GIVEN EXERCISE ->
The listing below is the input. Say how many of its lines contain "dead", giving the number alone.

SUPPLIED ENTRIES ->
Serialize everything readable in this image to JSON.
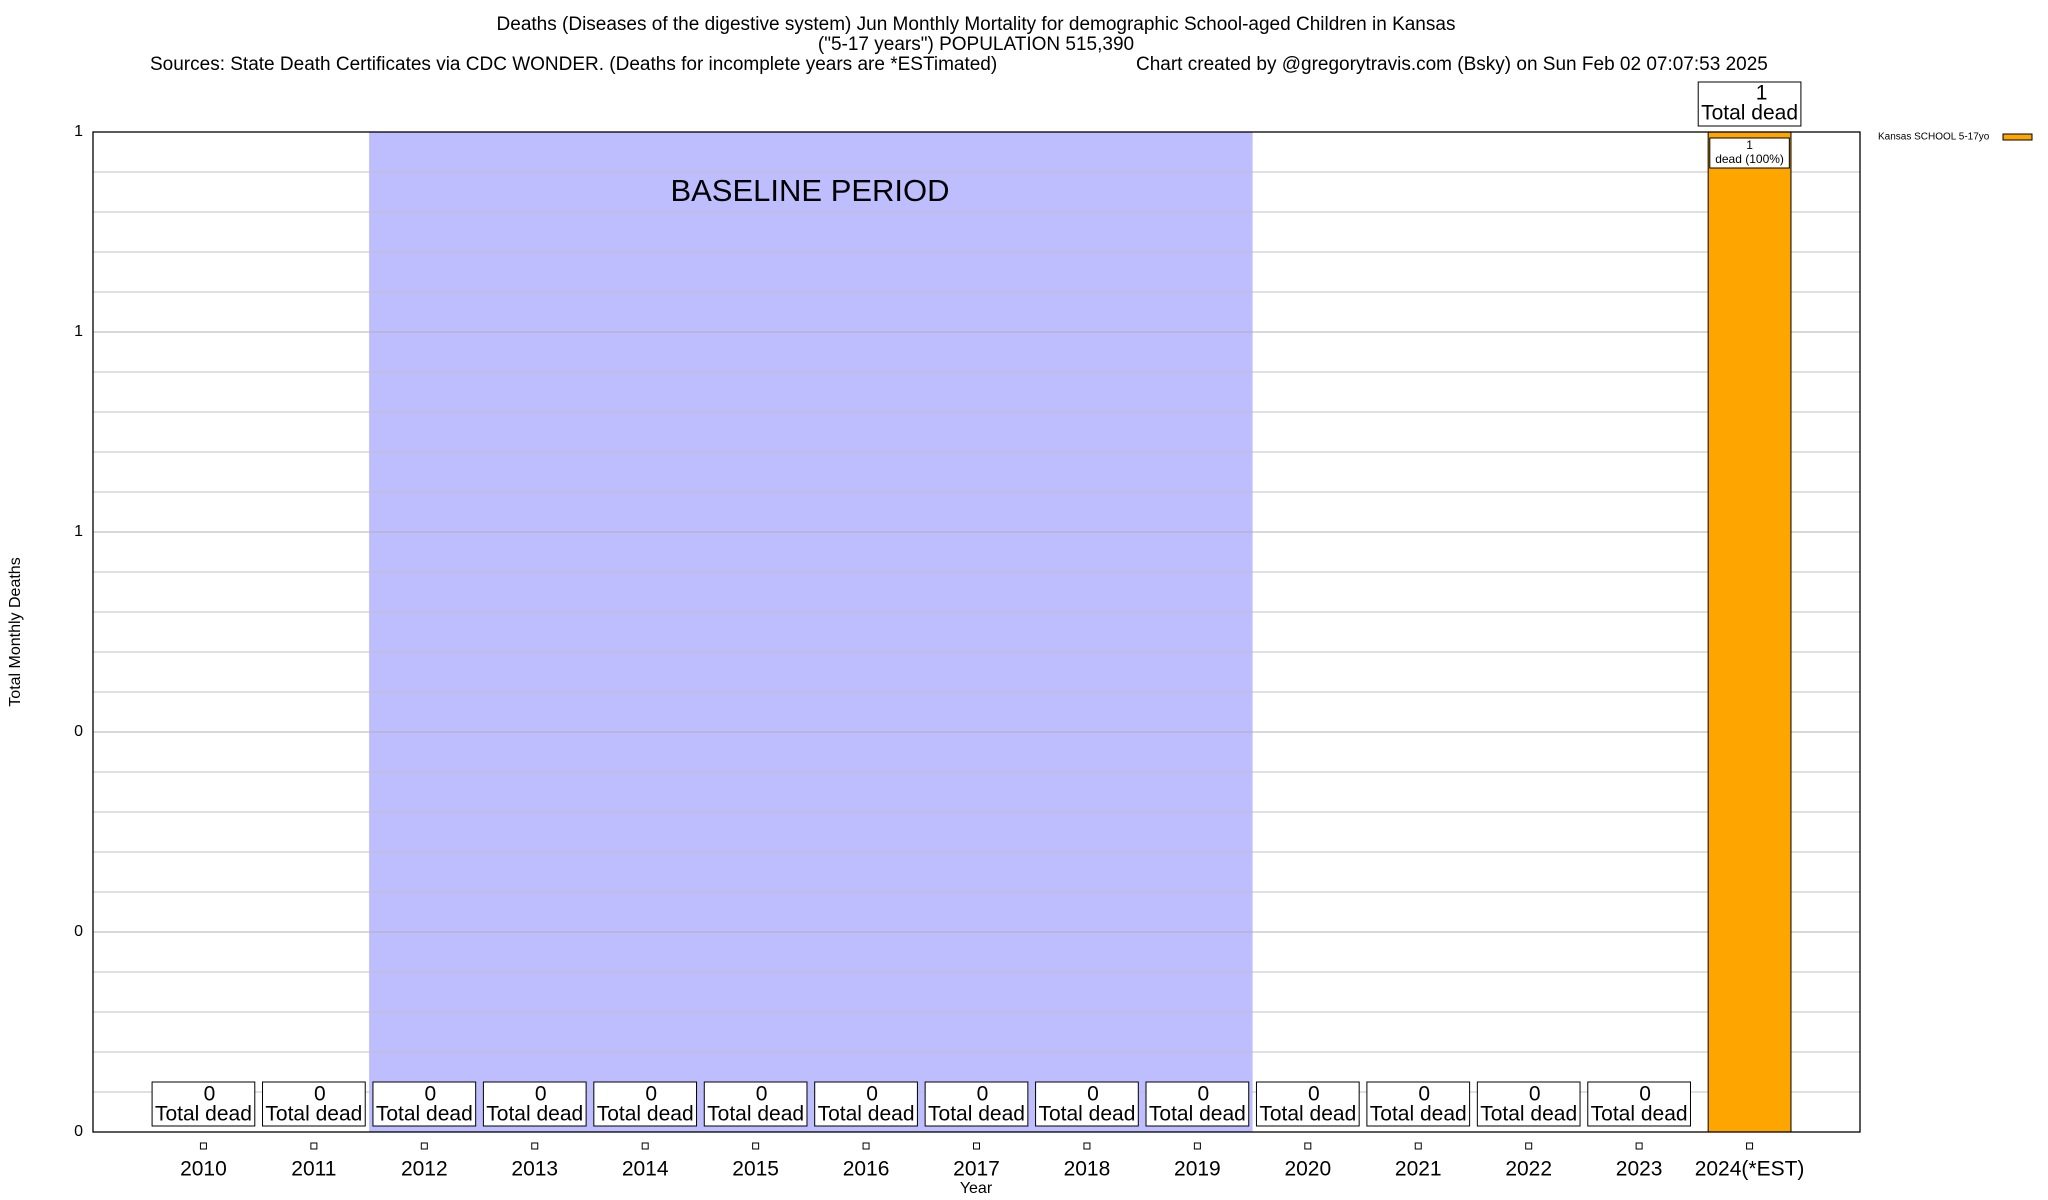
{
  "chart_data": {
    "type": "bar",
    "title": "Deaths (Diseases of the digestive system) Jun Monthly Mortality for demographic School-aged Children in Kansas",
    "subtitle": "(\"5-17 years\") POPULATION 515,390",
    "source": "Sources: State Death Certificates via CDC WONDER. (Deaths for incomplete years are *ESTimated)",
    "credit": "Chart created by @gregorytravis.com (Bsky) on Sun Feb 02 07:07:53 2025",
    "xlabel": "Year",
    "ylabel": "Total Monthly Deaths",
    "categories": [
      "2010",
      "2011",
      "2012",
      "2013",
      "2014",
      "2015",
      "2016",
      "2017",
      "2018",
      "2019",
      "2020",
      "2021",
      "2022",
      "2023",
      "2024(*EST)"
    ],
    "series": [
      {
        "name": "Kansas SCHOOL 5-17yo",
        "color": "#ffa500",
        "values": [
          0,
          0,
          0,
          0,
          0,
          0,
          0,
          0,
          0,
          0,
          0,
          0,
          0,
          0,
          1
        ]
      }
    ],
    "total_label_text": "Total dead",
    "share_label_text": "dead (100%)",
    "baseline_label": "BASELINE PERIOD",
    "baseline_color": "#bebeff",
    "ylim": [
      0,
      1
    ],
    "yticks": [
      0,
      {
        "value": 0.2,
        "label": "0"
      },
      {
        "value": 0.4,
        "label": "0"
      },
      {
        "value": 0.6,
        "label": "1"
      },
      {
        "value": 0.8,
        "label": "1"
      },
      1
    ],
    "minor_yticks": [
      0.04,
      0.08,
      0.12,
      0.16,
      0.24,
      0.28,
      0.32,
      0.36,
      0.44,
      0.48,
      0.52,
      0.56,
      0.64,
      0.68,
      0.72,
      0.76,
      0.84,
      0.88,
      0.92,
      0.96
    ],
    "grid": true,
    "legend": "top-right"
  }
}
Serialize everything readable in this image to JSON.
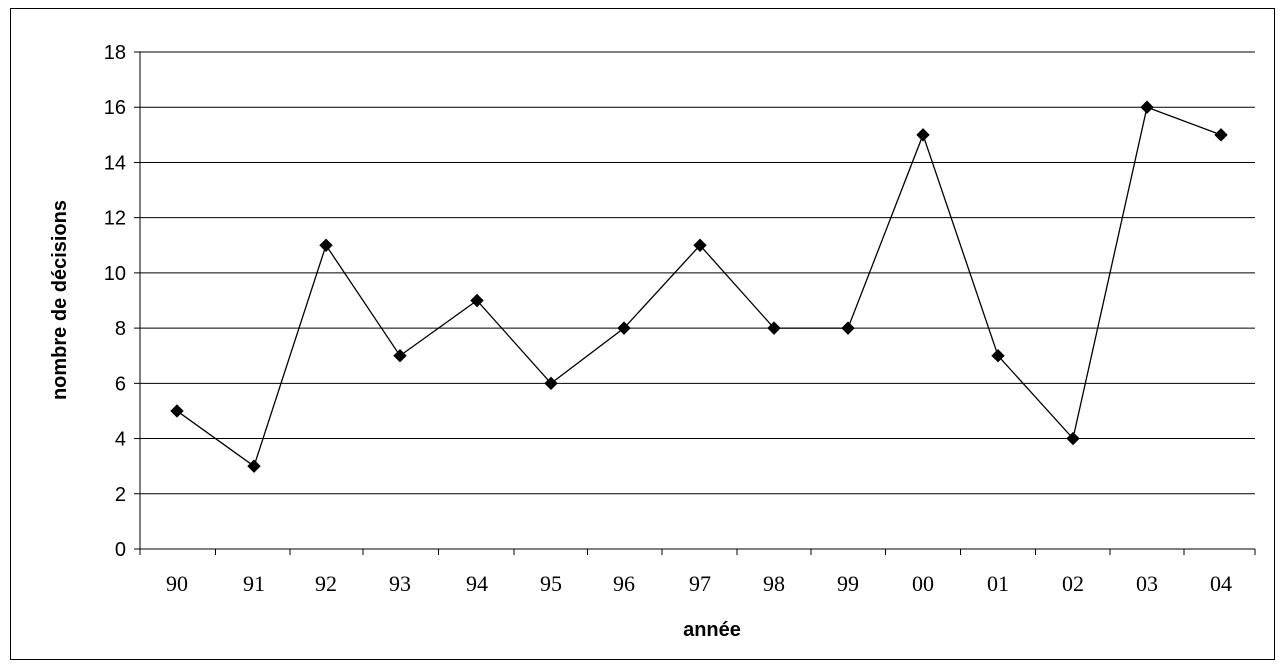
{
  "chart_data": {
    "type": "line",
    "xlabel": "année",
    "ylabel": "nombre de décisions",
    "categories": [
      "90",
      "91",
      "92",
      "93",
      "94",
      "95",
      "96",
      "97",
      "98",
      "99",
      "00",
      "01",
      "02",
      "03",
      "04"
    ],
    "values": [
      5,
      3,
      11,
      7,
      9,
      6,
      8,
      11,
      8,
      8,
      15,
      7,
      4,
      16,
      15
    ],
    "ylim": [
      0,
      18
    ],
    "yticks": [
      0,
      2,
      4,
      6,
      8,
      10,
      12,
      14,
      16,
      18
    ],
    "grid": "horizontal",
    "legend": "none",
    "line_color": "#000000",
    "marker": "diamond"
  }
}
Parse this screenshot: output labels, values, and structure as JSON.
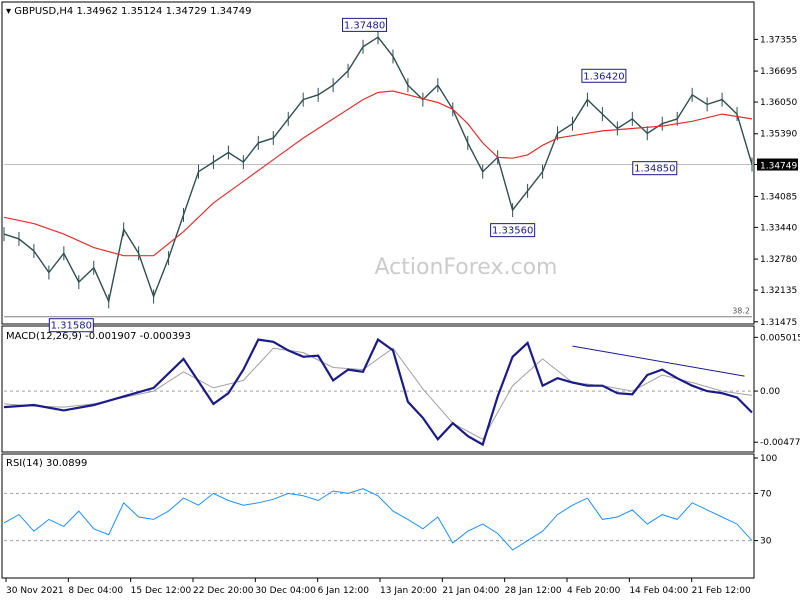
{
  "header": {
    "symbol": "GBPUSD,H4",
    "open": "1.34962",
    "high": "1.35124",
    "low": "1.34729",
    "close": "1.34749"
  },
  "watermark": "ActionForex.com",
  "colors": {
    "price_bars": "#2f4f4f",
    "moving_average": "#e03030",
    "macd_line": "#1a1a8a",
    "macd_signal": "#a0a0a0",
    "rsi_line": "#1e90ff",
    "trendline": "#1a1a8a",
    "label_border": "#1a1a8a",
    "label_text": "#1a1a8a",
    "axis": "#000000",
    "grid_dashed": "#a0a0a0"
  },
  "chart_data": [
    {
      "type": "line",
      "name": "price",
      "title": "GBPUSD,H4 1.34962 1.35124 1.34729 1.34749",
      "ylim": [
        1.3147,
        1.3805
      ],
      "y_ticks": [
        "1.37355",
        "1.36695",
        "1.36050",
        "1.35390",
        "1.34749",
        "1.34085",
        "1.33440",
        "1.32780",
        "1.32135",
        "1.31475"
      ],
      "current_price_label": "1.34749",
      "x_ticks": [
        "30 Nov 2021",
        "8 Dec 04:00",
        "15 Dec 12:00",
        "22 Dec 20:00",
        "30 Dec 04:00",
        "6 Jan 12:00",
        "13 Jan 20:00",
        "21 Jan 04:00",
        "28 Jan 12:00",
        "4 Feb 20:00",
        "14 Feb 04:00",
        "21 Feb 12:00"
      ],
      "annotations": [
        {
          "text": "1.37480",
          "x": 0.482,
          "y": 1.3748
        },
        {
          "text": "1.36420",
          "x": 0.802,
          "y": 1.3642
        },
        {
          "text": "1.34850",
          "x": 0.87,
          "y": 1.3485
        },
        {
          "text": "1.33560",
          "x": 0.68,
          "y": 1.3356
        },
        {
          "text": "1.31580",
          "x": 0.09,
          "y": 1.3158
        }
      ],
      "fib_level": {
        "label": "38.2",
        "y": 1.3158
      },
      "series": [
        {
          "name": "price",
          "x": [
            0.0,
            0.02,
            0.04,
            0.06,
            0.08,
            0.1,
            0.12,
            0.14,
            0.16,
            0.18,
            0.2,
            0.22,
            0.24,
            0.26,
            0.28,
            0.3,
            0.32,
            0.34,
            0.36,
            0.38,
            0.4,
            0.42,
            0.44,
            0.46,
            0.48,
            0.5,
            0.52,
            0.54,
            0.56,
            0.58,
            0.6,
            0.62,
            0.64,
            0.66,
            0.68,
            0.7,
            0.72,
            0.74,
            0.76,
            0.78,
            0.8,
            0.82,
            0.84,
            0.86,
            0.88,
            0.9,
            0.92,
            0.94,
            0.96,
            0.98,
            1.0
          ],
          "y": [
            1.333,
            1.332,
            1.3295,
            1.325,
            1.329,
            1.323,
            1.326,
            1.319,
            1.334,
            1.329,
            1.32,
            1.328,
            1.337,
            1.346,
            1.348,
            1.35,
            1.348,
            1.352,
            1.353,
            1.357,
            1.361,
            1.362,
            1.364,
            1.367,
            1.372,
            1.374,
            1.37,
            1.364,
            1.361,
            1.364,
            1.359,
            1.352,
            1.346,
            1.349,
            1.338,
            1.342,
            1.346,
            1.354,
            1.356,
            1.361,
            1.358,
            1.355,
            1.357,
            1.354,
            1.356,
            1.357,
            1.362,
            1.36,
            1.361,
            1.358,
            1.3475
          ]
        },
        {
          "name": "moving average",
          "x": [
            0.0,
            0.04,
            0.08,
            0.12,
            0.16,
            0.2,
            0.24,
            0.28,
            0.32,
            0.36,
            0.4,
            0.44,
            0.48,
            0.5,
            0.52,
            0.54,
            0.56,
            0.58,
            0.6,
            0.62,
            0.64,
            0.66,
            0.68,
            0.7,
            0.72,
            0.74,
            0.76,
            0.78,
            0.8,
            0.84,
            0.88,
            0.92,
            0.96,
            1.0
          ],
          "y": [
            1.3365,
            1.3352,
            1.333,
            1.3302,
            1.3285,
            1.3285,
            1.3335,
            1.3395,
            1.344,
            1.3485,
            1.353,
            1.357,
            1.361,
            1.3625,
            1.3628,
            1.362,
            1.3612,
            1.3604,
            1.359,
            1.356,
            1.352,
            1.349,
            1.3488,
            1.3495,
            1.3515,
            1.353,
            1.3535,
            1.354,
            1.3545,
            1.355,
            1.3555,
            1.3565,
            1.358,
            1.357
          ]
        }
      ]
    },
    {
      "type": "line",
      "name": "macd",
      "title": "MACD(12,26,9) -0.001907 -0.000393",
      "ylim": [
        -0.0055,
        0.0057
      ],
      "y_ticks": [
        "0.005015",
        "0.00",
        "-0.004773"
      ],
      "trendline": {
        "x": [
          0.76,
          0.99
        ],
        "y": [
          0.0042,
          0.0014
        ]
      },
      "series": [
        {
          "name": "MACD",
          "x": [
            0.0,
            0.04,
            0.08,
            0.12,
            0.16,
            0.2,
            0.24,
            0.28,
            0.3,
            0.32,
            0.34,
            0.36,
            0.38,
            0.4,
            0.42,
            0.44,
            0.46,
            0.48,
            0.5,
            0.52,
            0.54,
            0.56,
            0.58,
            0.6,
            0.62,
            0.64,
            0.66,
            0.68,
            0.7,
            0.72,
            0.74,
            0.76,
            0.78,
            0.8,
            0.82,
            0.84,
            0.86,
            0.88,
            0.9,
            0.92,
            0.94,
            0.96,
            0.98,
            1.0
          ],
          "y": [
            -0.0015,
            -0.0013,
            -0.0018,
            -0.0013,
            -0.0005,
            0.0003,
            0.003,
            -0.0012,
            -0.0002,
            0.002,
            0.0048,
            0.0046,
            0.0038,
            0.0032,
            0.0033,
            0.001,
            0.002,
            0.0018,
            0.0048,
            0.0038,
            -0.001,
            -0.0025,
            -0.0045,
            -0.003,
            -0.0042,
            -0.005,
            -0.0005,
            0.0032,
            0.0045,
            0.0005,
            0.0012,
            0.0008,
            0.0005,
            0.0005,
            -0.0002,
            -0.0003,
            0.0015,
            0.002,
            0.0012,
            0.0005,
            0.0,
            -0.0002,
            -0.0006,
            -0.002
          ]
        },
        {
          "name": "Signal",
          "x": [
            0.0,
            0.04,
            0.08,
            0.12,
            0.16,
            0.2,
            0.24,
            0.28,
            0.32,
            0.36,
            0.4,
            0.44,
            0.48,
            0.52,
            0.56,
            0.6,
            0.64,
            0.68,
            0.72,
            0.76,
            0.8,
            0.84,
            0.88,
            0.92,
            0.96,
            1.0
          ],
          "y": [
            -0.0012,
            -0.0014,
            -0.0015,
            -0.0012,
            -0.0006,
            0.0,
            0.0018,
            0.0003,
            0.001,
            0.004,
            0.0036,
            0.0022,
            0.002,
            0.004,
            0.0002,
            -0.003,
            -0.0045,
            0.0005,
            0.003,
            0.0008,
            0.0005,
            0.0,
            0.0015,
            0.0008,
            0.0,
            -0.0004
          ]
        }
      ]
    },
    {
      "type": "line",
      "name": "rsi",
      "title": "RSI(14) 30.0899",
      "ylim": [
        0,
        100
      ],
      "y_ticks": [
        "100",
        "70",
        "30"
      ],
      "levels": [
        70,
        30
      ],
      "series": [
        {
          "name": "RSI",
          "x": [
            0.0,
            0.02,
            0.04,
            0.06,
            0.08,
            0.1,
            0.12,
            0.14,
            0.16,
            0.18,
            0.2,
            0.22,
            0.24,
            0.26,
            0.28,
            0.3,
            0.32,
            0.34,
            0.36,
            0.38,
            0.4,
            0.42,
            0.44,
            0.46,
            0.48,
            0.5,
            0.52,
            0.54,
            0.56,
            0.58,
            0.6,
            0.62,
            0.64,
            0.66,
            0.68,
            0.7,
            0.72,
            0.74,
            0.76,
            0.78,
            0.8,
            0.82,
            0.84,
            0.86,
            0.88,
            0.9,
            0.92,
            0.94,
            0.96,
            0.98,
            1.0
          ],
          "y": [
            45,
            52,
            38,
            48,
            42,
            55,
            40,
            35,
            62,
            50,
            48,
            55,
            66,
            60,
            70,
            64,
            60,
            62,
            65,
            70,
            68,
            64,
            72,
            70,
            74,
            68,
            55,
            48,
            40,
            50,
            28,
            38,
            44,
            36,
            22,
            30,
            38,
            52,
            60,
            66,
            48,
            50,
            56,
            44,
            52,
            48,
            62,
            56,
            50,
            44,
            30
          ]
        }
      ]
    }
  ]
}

TASK ANSWER ->
2